## WHAT YOU WILL DO
Please lay out the data below as a numbered list, one line per item, with blank lines dropped and the pictures left out.
===== SOURCE DATA =====
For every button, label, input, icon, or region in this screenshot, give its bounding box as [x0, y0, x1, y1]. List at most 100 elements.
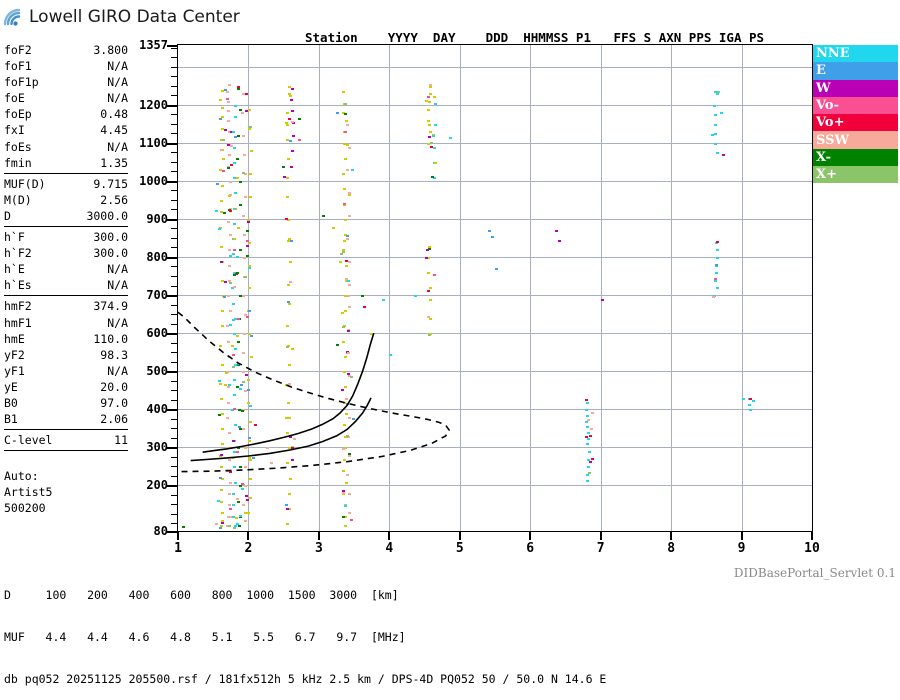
echo-point — [346, 144, 349, 146]
echo-point — [288, 493, 291, 495]
ionogram-plot[interactable] — [178, 45, 812, 531]
echo-point — [716, 249, 719, 251]
echo-point — [227, 110, 230, 112]
echo-point — [242, 381, 245, 383]
echo-point — [342, 173, 345, 175]
y-tick-major — [167, 485, 178, 488]
y-axis-tick-label: 1357 — [139, 38, 168, 52]
echo-point — [715, 272, 718, 274]
legend-item-x[interactable]: X+ — [813, 166, 898, 184]
echo-point — [249, 126, 252, 128]
param-value: 4.45 — [100, 123, 128, 138]
gridline-vertical — [319, 45, 320, 531]
param-value: 300.0 — [93, 246, 128, 261]
echo-point — [248, 287, 251, 289]
echo-point — [290, 240, 293, 242]
echo-point — [226, 325, 229, 327]
echo-point — [232, 131, 235, 133]
y-tick-minor — [171, 276, 178, 277]
echo-point — [585, 409, 588, 411]
legend-item-x[interactable]: X- — [813, 148, 898, 167]
footer-source-row: db pq052 20251125 205500.rsf / 181fx512h… — [4, 672, 607, 686]
auto-line-2: 500200 — [4, 501, 46, 516]
y-tick-minor — [171, 390, 178, 392]
echo-point — [425, 100, 428, 102]
y-tick-minor — [171, 437, 178, 439]
gridline-vertical — [389, 45, 390, 531]
echo-point — [238, 409, 241, 411]
echo-point — [344, 219, 347, 221]
echo-point — [237, 135, 240, 137]
echo-point — [244, 466, 247, 468]
echo-point — [229, 508, 232, 510]
echo-point — [229, 471, 232, 473]
param-key: foF2 — [4, 43, 32, 57]
param-key: B1 — [4, 412, 18, 427]
echo-point — [558, 240, 561, 242]
param-divider — [4, 295, 128, 297]
legend-item-e[interactable]: E — [813, 62, 898, 80]
echo-point — [248, 109, 251, 111]
param-value: N/A — [107, 363, 128, 378]
echo-point — [228, 459, 231, 461]
param-row-ye: yE 20.0 — [4, 379, 128, 395]
echo-point — [229, 210, 232, 212]
param-key: yF2 — [4, 347, 25, 362]
y-tick-major — [167, 371, 178, 374]
echo-point — [232, 504, 235, 506]
echo-point — [227, 120, 230, 122]
x-axis-tick-label: 4 — [385, 541, 394, 556]
footer-distance-row: D 100 200 400 600 800 1000 1500 3000 [km… — [4, 588, 399, 602]
echo-point — [229, 324, 232, 326]
gridline-vertical — [671, 45, 672, 531]
echo-point — [752, 400, 755, 402]
echo-point — [228, 384, 231, 386]
echo-point — [219, 477, 222, 479]
echo-point — [346, 474, 349, 476]
electron-density-profile-trace — [178, 311, 451, 473]
echo-point — [219, 527, 222, 529]
echo-point — [231, 409, 234, 411]
echo-point — [348, 284, 351, 286]
echo-point — [237, 318, 240, 320]
param-value: 20.0 — [100, 379, 128, 394]
echo-point — [586, 426, 589, 428]
legend-item-vo[interactable]: Vo- — [813, 96, 898, 115]
x-axis-tick-label: 6 — [526, 541, 535, 556]
param-value: N/A — [107, 262, 128, 277]
echo-point — [344, 158, 347, 160]
echo-point — [344, 103, 347, 105]
echo-point — [288, 238, 291, 240]
echo-point — [714, 91, 717, 93]
echo-point — [591, 412, 594, 414]
echo-point — [270, 462, 273, 464]
legend-item-vo[interactable]: Vo+ — [813, 114, 898, 132]
echo-point — [286, 462, 289, 464]
echo-point — [287, 158, 290, 160]
echo-point — [341, 312, 344, 314]
echo-point — [220, 261, 223, 263]
echo-point — [239, 204, 242, 206]
legend-item-w[interactable]: W — [813, 79, 898, 97]
y-tick-major — [167, 333, 178, 336]
echo-point — [286, 325, 289, 327]
logo-area: Lowell GIRO Data Center — [2, 2, 262, 32]
param-value: 11 — [114, 433, 128, 448]
echo-point — [289, 95, 292, 97]
echo-point — [287, 219, 290, 221]
echo-point — [250, 335, 253, 337]
legend-item-ssw[interactable]: SSW — [813, 131, 898, 149]
echo-point — [434, 124, 437, 126]
echo-point — [230, 145, 233, 147]
echo-point — [235, 517, 238, 519]
echo-point — [232, 319, 235, 321]
echo-point — [291, 459, 294, 461]
echo-point — [291, 447, 294, 449]
echo-point — [242, 371, 245, 373]
echo-point — [289, 281, 292, 283]
y-tick-minor — [171, 133, 178, 135]
echo-point — [235, 273, 238, 275]
gridline-vertical — [601, 45, 602, 531]
legend-item-nne[interactable]: NNE — [813, 45, 898, 63]
y-tick-major — [167, 531, 178, 533]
=====
## FINAL RESULT
1. For every button, label, input, icon, or region in this screenshot, give its bounding box as [x0, y0, x1, y1]. List at most 100 elements.
2. echo-point — [346, 144, 349, 146]
3. echo-point — [288, 493, 291, 495]
4. ionogram-plot[interactable] — [178, 45, 812, 531]
5. echo-point — [716, 249, 719, 251]
6. echo-point — [227, 110, 230, 112]
7. echo-point — [242, 381, 245, 383]
8. echo-point — [342, 173, 345, 175]
9. y-tick-major — [167, 485, 178, 488]
10. y-axis-tick-label: 1357 — [139, 38, 168, 52]
11. echo-point — [715, 272, 718, 274]
12. legend-item-x[interactable]: X+ — [813, 166, 898, 184]
13. echo-point — [249, 126, 252, 128]
14. param-value: 4.45 — [100, 123, 128, 138]
15. gridline-vertical — [319, 45, 320, 531]
16. param-value: 300.0 — [93, 246, 128, 261]
17. echo-point — [248, 287, 251, 289]
18. echo-point — [290, 240, 293, 242]
19. echo-point — [226, 325, 229, 327]
20. echo-point — [232, 131, 235, 133]
21. y-tick-minor — [171, 276, 178, 277]
22. echo-point — [585, 409, 588, 411]
23. legend-item-x[interactable]: X- — [813, 148, 898, 167]
24. footer-source-row: db pq052 20251125 205500.rsf / 181fx512h… — [4, 672, 607, 686]
25. auto-line-2: 500200 — [4, 501, 46, 516]
26. y-tick-minor — [171, 390, 178, 392]
27. echo-point — [425, 100, 428, 102]
28. y-tick-minor — [171, 437, 178, 439]
29. gridline-vertical — [389, 45, 390, 531]
30. echo-point — [238, 409, 241, 411]
31. echo-point — [344, 219, 347, 221]
32. echo-point — [237, 135, 240, 137]
33. echo-point — [244, 466, 247, 468]
34. echo-point — [229, 508, 232, 510]
35. echo-point — [229, 471, 232, 473]
36. param-key: foF2 — [4, 43, 32, 57]
37. param-key: B1 — [4, 412, 18, 427]
38. echo-point — [558, 240, 561, 242]
39. param-divider — [4, 295, 128, 297]
40. legend-item-e[interactable]: E — [813, 62, 898, 80]
41. echo-point — [248, 109, 251, 111]
42. param-value: N/A — [107, 363, 128, 378]
43. echo-point — [228, 459, 231, 461]
44. param-row-ye: yE 20.0 — [4, 379, 128, 395]
45. echo-point — [229, 210, 232, 212]
46. param-key: yF2 — [4, 347, 25, 362]
47. y-tick-major — [167, 371, 178, 374]
48. echo-point — [232, 504, 235, 506]
49. echo-point — [227, 120, 230, 122]
50. x-axis-tick-label: 4 — [385, 541, 394, 556]
51. footer-distance-row: D 100 200 400 600 800 1000 1500 3000 [km… — [4, 588, 399, 602]
52. echo-point — [229, 324, 232, 326]
53. gridline-vertical — [671, 45, 672, 531]
54. echo-point — [752, 400, 755, 402]
55. echo-point — [228, 384, 231, 386]
56. echo-point — [219, 477, 222, 479]
57. echo-point — [346, 474, 349, 476]
58. electron-density-profile-trace — [178, 311, 451, 473]
59. echo-point — [219, 527, 222, 529]
60. echo-point — [231, 409, 234, 411]
61. echo-point — [348, 284, 351, 286]
62. echo-point — [237, 318, 240, 320]
63. param-value: 20.0 — [100, 379, 128, 394]
64. echo-point — [586, 426, 589, 428]
65. legend-item-vo[interactable]: Vo- — [813, 96, 898, 115]
66. x-axis-tick-label: 6 — [526, 541, 535, 556]
67. param-value: N/A — [107, 262, 128, 277]
68. echo-point — [344, 158, 347, 160]
69. echo-point — [344, 103, 347, 105]
70. echo-point — [288, 238, 291, 240]
71. echo-point — [714, 91, 717, 93]
72. echo-point — [591, 412, 594, 414]
73. echo-point — [270, 462, 273, 464]
74. legend-item-vo[interactable]: Vo+ — [813, 114, 898, 132]
75. echo-point — [286, 462, 289, 464]
76. echo-point — [287, 158, 290, 160]
77. echo-point — [341, 312, 344, 314]
78. echo-point — [220, 261, 223, 263]
79. echo-point — [239, 204, 242, 206]
80. legend-item-w[interactable]: W — [813, 79, 898, 97]
81. y-tick-major — [167, 333, 178, 336]
82. echo-point — [286, 325, 289, 327]
83. logo-area: Lowell GIRO Data Center — [2, 2, 262, 32]
84. param-value: 11 — [114, 433, 128, 448]
85. echo-point — [289, 95, 292, 97]
86. echo-point — [287, 219, 290, 221]
87. echo-point — [250, 335, 253, 337]
88. legend-item-ssw[interactable]: SSW — [813, 131, 898, 149]
89. echo-point — [434, 124, 437, 126]
90. echo-point — [230, 145, 233, 147]
91. echo-point — [235, 517, 238, 519]
92. echo-point — [232, 319, 235, 321]
93. echo-point — [291, 459, 294, 461]
94. echo-point — [291, 447, 294, 449]
95. echo-point — [242, 371, 245, 373]
96. echo-point — [289, 281, 292, 283]
97. y-tick-minor — [171, 133, 178, 135]
98. echo-point — [235, 273, 238, 275]
99. gridline-vertical — [601, 45, 602, 531]
100. legend-item-nne[interactable]: NNE — [813, 45, 898, 63]
101. y-tick-major — [167, 531, 178, 533]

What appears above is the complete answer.